- TASK GOAL: Pictures do not belong in your copy. Repeat all the other data exactly.
--- Start of EXTRACTED RECORDS ---
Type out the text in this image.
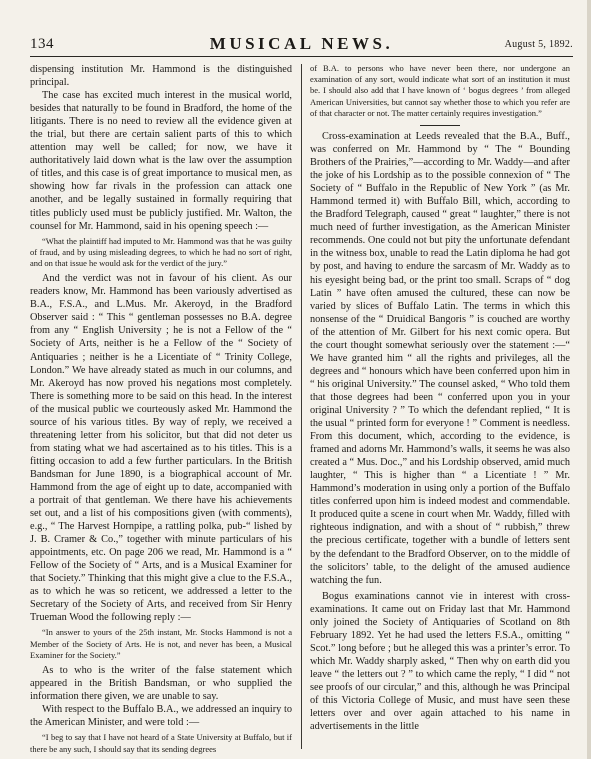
134	MUSICAL NEWS.	August 5, 1892.

dispensing institution Mr. Hammond is the distinguished principal.

The case has excited much interest in the musical world, besides that naturally to be found in Bradford, the home of the litigants. There is no need to review all the evidence given at the trial, but there are certain salient parts of this to which attention may well be called; for now, we have it authoritatively laid down what is the law over the assumption of titles, and this case is of great importance to musical men, as showing how far rivals in the profession can attack one another, and be legally sustained in formally requiring that titles publicly used must be publicly justified. Mr. Walton, the counsel for Mr. Hammond, said in his opening speech :—

“What the plaintiff had imputed to Mr. Hammond was that he was guilty of fraud, and by using misleading degrees, to which he had no sort of right, and on that issue he would ask for the verdict of the jury.”

And the verdict was not in favour of his client. As our readers know, Mr. Hammond has been variously advertised as B.A., F.S.A., and L.Mus. Mr. Akeroyd, in the Bradford Observer said : “ This “ gentleman possesses no B.A. degree from any “ English University ; he is not a Fellow of the “ Society of Arts, neither is he a Fellow of the “ Society of Antiquaries ; neither is he a Licentiate of “ Trinity College, London.” We have already stated as much in our columns, and Mr. Akeroyd has now proved his negations most completely. There is something more to be said on this head. In the interest of the musical public we courteously asked Mr. Hammond the source of his various titles. By way of reply, we received a threatening letter from his solicitor, but that did not deter us from stating what we had ascertained as to his titles. This is a fitting occasion to add a few further particulars. In the British Bandsman for June 1890, is a biographical account of Mr. Hammond from the age of eight up to date, accompanied with a portrait of that gentleman. We there have his achievements set out, and a list of his compositions given (with comments), e.g., “ The Harvest Hornpipe, a rattling polka, pub-“ lished by J. B. Cramer & Co.,” together with minute particulars of his appointments, etc. On page 206 we read, Mr. Hammond is a “ Fellow of the Society of “ Arts, and is a Musical Examiner for that Society.” Thinking that this might give a clue to the F.S.A., as to which he was so reticent, we addressed a letter to the Secretary of the Society of Arts, and received from Sir Henry Trueman Wood the following reply :—

“In answer to yours of the 25th instant, Mr. Stocks Hammond is not a Member of the Society of Arts. He is not, and never has been, a Musical Examiner for the Society.”

As to who is the writer of the false statement which appeared in the British Bandsman, or who supplied the information there given, we are unable to say.

With respect to the Buffalo B.A., we addressed an inquiry to the American Minister, and were told :—

“I beg to say that I have not heard of a State University at Buffalo, but if there be any such, I should say that its sending degrees

of B.A. to persons who have never been there, nor undergone an examination of any sort, would indicate what sort of an institution it must be. I should also add that I have known of ‘ bogus degrees ’ from alleged American Universities, but cannot say whether those to which you refer are of that character or not. The matter certainly requires investigation.”

Cross-examination at Leeds revealed that the B.A., Buff., was conferred on Mr. Hammond by “ The “ Bounding Brothers of the Prairies,”—according to Mr. Waddy—and after the joke of his Lordship as to the possible connexion of “ The Society of “ Buffalo in the Republic of New York ” (as Mr. Hammond termed it) with Buffalo Bill, which, according to the Bradford Telegraph, caused “ great “ laughter,” there is not much need of further investigation, as the American Minister recommends. One could not but pity the unfortunate defendant in the witness box, unable to read the Latin diploma he had got by post, and having to endure the sarcasm of Mr. Waddy as to his eyesight being bad, or the print too small. Scraps of “ dog Latin ” have often amused the cultured, these can now be varied by slices of Buffalo Latin. The terms in which this nonsense of the “ Druidical Bangoris ” is couched are worthy of the attention of Mr. Gilbert for his next comic opera. But the court thought somewhat seriously over the statement :—“ We have granted him “ all the rights and privileges, all the degrees and “ honours which have been conferred upon him in “ his original University.” The counsel asked, “ Who told them that those degrees had been “ conferred upon you in your original University ? ” To which the defendant replied, “ It is the usual “ printed form for everyone ! ” Comment is needless. From this document, which, according to the evidence, is framed and adorns Mr. Hammond’s walls, it seems he was also created a “ Mus. Doc.,” and his Lordship observed, amid much laughter, “ This is higher than “ a Licentiate ! ” Mr. Hammond’s moderation in using only a portion of the Buffalo titles conferred upon him is indeed modest and commendable. It produced quite a scene in court when Mr. Waddy, filled with righteous indignation, and with a shout of “ rubbish,” threw the precious certificate, together with a bundle of letters sent by the defendant to the Bradford Observer, on to the middle of the solicitors’ table, to the delight of the amused audience watching the fun.

Bogus examinations cannot vie in interest with cross-examinations. It came out on Friday last that Mr. Hammond only joined the Society of Antiquaries of Scotland on 8th February 1892. Yet he had used the letters F.S.A., omitting “ Scot.” long before ; but he alleged this was a printer’s error. To which Mr. Waddy sharply asked, “ Then why on earth did you leave “ the letters out ? ” to which came the reply, “ I did “ not see proofs of our circular,” and this, although he was Principal of this Victoria College of Music, and must have seen these letters over and over again attached to his name in advertisements in the little
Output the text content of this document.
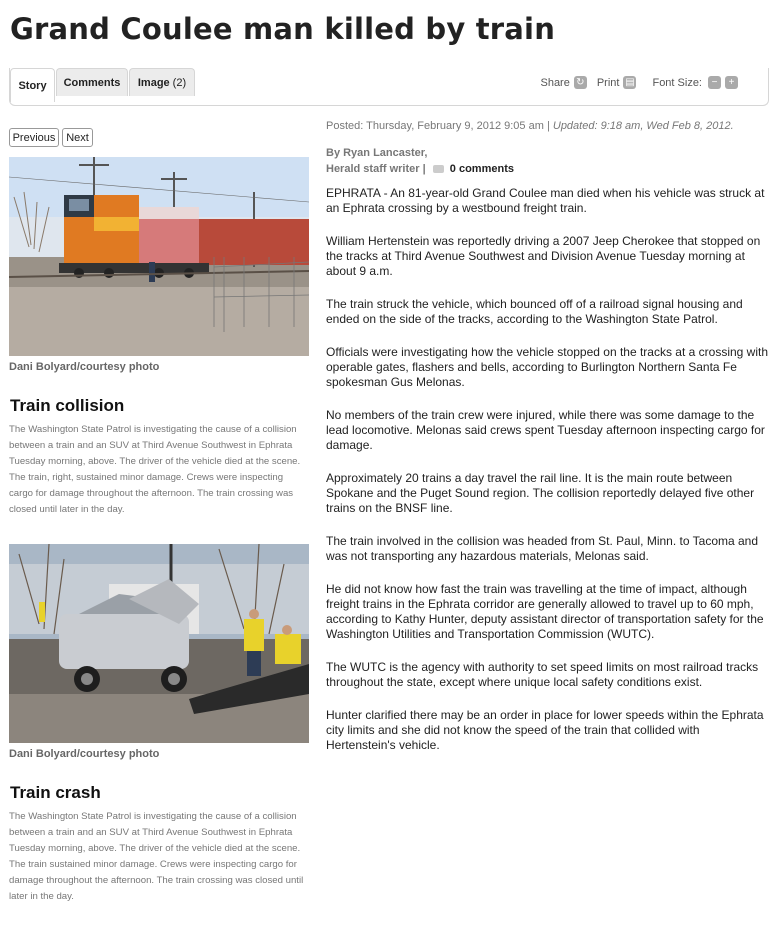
Grand Coulee man killed by train
Story	Comments	Image (2)	Share ↻ Print ▤ Font Size: −	+
Previous Next
Dani Bolyard/courtesy photo
Train collision
The Washington State Patrol is investigating the cause of a collision between a train and an SUV at Third Avenue Southwest in Ephrata Tuesday morning, above. The driver of the vehicle died at the scene. The train, right, sustained minor damage. Crews were inspecting cargo for damage throughout the afternoon. The train crossing was closed until later in the day.
Dani Bolyard/courtesy photo
Train crash
The Washington State Patrol is investigating the cause of a collision between a train and an SUV at Third Avenue Southwest in Ephrata Tuesday morning, above. The driver of the vehicle died at the scene. The train sustained minor damage. Crews were inspecting cargo for damage throughout the afternoon. The train crossing was closed until later in the day.
Posted: Thursday, February 9, 2012 9:05 am | Updated: 9:18 am, Wed Feb 8, 2012.
By Ryan Lancaster,
Herald staff writer | 0 comments

EPHRATA - An 81-year-old Grand Coulee man died when his vehicle was struck at an Ephrata crossing by a westbound freight train.

William Hertenstein was reportedly driving a 2007 Jeep Cherokee that stopped on the tracks at Third Avenue Southwest and Division Avenue Tuesday morning at about 9 a.m.

The train struck the vehicle, which bounced off of a railroad signal housing and ended on the side of the tracks, according to the Washington State Patrol.

Officials were investigating how the vehicle stopped on the tracks at a crossing with operable gates, flashers and bells, according to Burlington Northern Santa Fe spokesman Gus Melonas.

No members of the train crew were injured, while there was some damage to the lead locomotive. Melonas said crews spent Tuesday afternoon inspecting cargo for damage.

Approximately 20 trains a day travel the rail line. It is the main route between Spokane and the Puget Sound region. The collision reportedly delayed five other trains on the BNSF line.

The train involved in the collision was headed from St. Paul, Minn. to Tacoma and was not transporting any hazardous materials, Melonas said.

He did not know how fast the train was travelling at the time of impact, although freight trains in the Ephrata corridor are generally allowed to travel up to 60 mph, according to Kathy Hunter, deputy assistant director of transportation safety for the Washington Utilities and Transportation Commission (WUTC).

The WUTC is the agency with authority to set speed limits on most railroad tracks throughout the state, except where unique local safety conditions exist.

Hunter clarified there may be an order in place for lower speeds within the Ephrata city limits and she did not know the speed of the train that collided with Hertenstein's vehicle.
--- End of EXTRACTED RECORDS ---
- CORRECT RESPONSE:
Type out the text in this image.
134	MUSICAL NEWS.	August 5, 1892.

dispensing institution Mr. Hammond is the distinguished principal.

The case has excited much interest in the musical world, besides that naturally to be found in Bradford, the home of the litigants. There is no need to review all the evidence given at the trial, but there are certain salient parts of this to which attention may well be called; for now, we have it authoritatively laid down what is the law over the assumption of titles, and this case is of great importance to musical men, as showing how far rivals in the profession can attack one another, and be legally sustained in formally requiring that titles publicly used must be publicly justified. Mr. Walton, the counsel for Mr. Hammond, said in his opening speech :—

“What the plaintiff had imputed to Mr. Hammond was that he was guilty of fraud, and by using misleading degrees, to which he had no sort of right, and on that issue he would ask for the verdict of the jury.”

And the verdict was not in favour of his client. As our readers know, Mr. Hammond has been variously advertised as B.A., F.S.A., and L.Mus. Mr. Akeroyd, in the Bradford Observer said : “ This “ gentleman possesses no B.A. degree from any “ English University ; he is not a Fellow of the “ Society of Arts, neither is he a Fellow of the “ Society of Antiquaries ; neither is he a Licentiate of “ Trinity College, London.” We have already stated as much in our columns, and Mr. Akeroyd has now proved his negations most completely. There is something more to be said on this head. In the interest of the musical public we courteously asked Mr. Hammond the source of his various titles. By way of reply, we received a threatening letter from his solicitor, but that did not deter us from stating what we had ascertained as to his titles. This is a fitting occasion to add a few further particulars. In the British Bandsman for June 1890, is a biographical account of Mr. Hammond from the age of eight up to date, accompanied with a portrait of that gentleman. We there have his achievements set out, and a list of his compositions given (with comments), e.g., “ The Harvest Hornpipe, a rattling polka, pub-“ lished by J. B. Cramer & Co.,” together with minute particulars of his appointments, etc. On page 206 we read, Mr. Hammond is a “ Fellow of the Society of “ Arts, and is a Musical Examiner for that Society.” Thinking that this might give a clue to the F.S.A., as to which he was so reticent, we addressed a letter to the Secretary of the Society of Arts, and received from Sir Henry Trueman Wood the following reply :—

“In answer to yours of the 25th instant, Mr. Stocks Hammond is not a Member of the Society of Arts. He is not, and never has been, a Musical Examiner for the Society.”

As to who is the writer of the false statement which appeared in the British Bandsman, or who supplied the information there given, we are unable to say.

With respect to the Buffalo B.A., we addressed an inquiry to the American Minister, and were told :—

“I beg to say that I have not heard of a State University at Buffalo, but if there be any such, I should say that its sending degrees

of B.A. to persons who have never been there, nor undergone an examination of any sort, would indicate what sort of an institution it must be. I should also add that I have known of ‘ bogus degrees ’ from alleged American Universities, but cannot say whether those to which you refer are of that character or not. The matter certainly requires investigation.”

Cross-examination at Leeds revealed that the B.A., Buff., was conferred on Mr. Hammond by “ The “ Bounding Brothers of the Prairies,”—according to Mr. Waddy—and after the joke of his Lordship as to the possible connexion of “ The Society of “ Buffalo in the Republic of New York ” (as Mr. Hammond termed it) with Buffalo Bill, which, according to the Bradford Telegraph, caused “ great “ laughter,” there is not much need of further investigation, as the American Minister recommends. One could not but pity the unfortunate defendant in the witness box, unable to read the Latin diploma he had got by post, and having to endure the sarcasm of Mr. Waddy as to his eyesight being bad, or the print too small. Scraps of “ dog Latin ” have often amused the cultured, these can now be varied by slices of Buffalo Latin. The terms in which this nonsense of the “ Druidical Bangoris ” is couched are worthy of the attention of Mr. Gilbert for his next comic opera. But the court thought somewhat seriously over the statement :—“ We have granted him “ all the rights and privileges, all the degrees and “ honours which have been conferred upon him in “ his original University.” The counsel asked, “ Who told them that those degrees had been “ conferred upon you in your original University ? ” To which the defendant replied, “ It is the usual “ printed form for everyone ! ” Comment is needless. From this document, which, according to the evidence, is framed and adorns Mr. Hammond’s walls, it seems he was also created a “ Mus. Doc.,” and his Lordship observed, amid much laughter, “ This is higher than “ a Licentiate ! ” Mr. Hammond’s moderation in using only a portion of the Buffalo titles conferred upon him is indeed modest and commendable. It produced quite a scene in court when Mr. Waddy, filled with righteous indignation, and with a shout of “ rubbish,” threw the precious certificate, together with a bundle of letters sent by the defendant to the Bradford Observer, on to the middle of the solicitors’ table, to the delight of the amused audience watching the fun.

Bogus examinations cannot vie in interest with cross-examinations. It came out on Friday last that Mr. Hammond only joined the Society of Antiquaries of Scotland on 8th February 1892. Yet he had used the letters F.S.A., omitting “ Scot.” long before ; but he alleged this was a printer’s error. To which Mr. Waddy sharply asked, “ Then why on earth did you leave “ the letters out ? ” to which came the reply, “ I did “ not see proofs of our circular,” and this, although he was Principal of this Victoria College of Music, and must have seen these letters over and over again attached to his name in advertisements in the little
Output the text content of this document.
Grand Coulee man killed by train
Story	Comments	Image (2)	Share ↻ Print ▤ Font Size: −	+
Previous Next
Dani Bolyard/courtesy photo
Train collision
The Washington State Patrol is investigating the cause of a collision between a train and an SUV at Third Avenue Southwest in Ephrata Tuesday morning, above. The driver of the vehicle died at the scene. The train, right, sustained minor damage. Crews were inspecting cargo for damage throughout the afternoon. The train crossing was closed until later in the day.
Dani Bolyard/courtesy photo
Train crash
The Washington State Patrol is investigating the cause of a collision between a train and an SUV at Third Avenue Southwest in Ephrata Tuesday morning, above. The driver of the vehicle died at the scene. The train sustained minor damage. Crews were inspecting cargo for damage throughout the afternoon. The train crossing was closed until later in the day.
Posted: Thursday, February 9, 2012 9:05 am | Updated: 9:18 am, Wed Feb 8, 2012.
By Ryan Lancaster,
Herald staff writer | 0 comments

EPHRATA - An 81-year-old Grand Coulee man died when his vehicle was struck at an Ephrata crossing by a westbound freight train.

William Hertenstein was reportedly driving a 2007 Jeep Cherokee that stopped on the tracks at Third Avenue Southwest and Division Avenue Tuesday morning at about 9 a.m.

The train struck the vehicle, which bounced off of a railroad signal housing and ended on the side of the tracks, according to the Washington State Patrol.

Officials were investigating how the vehicle stopped on the tracks at a crossing with operable gates, flashers and bells, according to Burlington Northern Santa Fe spokesman Gus Melonas.

No members of the train crew were injured, while there was some damage to the lead locomotive. Melonas said crews spent Tuesday afternoon inspecting cargo for damage.

Approximately 20 trains a day travel the rail line. It is the main route between Spokane and the Puget Sound region. The collision reportedly delayed five other trains on the BNSF line.

The train involved in the collision was headed from St. Paul, Minn. to Tacoma and was not transporting any hazardous materials, Melonas said.

He did not know how fast the train was travelling at the time of impact, although freight trains in the Ephrata corridor are generally allowed to travel up to 60 mph, according to Kathy Hunter, deputy assistant director of transportation safety for the Washington Utilities and Transportation Commission (WUTC).

The WUTC is the agency with authority to set speed limits on most railroad tracks throughout the state, except where unique local safety conditions exist.

Hunter clarified there may be an order in place for lower speeds within the Ephrata city limits and she did not know the speed of the train that collided with Hertenstein's vehicle.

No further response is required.